**Problem:** Pick out every line with the word "which" and copy it.

* BEGIN *

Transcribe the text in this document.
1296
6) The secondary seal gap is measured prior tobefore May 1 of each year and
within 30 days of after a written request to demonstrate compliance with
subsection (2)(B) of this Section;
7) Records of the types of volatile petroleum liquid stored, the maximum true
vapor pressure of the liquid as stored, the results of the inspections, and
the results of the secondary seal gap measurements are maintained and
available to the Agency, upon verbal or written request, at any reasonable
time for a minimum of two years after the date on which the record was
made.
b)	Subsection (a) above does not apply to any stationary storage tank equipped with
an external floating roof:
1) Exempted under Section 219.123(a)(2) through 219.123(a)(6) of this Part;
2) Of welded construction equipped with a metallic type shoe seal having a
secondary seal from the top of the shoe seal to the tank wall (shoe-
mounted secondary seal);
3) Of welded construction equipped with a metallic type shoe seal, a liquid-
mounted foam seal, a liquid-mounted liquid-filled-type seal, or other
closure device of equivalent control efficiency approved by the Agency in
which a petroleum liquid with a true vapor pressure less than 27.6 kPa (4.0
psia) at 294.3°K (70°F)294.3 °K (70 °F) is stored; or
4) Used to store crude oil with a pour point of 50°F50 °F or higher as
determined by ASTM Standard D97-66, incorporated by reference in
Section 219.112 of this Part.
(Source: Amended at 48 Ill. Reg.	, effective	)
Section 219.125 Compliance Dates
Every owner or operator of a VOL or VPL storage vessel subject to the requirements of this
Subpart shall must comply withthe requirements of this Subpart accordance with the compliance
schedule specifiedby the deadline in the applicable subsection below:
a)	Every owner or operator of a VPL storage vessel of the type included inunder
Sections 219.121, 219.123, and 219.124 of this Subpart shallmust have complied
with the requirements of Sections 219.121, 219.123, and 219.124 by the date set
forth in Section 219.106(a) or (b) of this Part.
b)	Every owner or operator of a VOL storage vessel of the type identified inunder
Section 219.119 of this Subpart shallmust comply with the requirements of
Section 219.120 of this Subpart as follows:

* END *

**Answer to this exercise:**
time for a minimum of two years after the date on which the record was
which a petroleum liquid with a true vapor pressure less than 27.6 kPa (4.0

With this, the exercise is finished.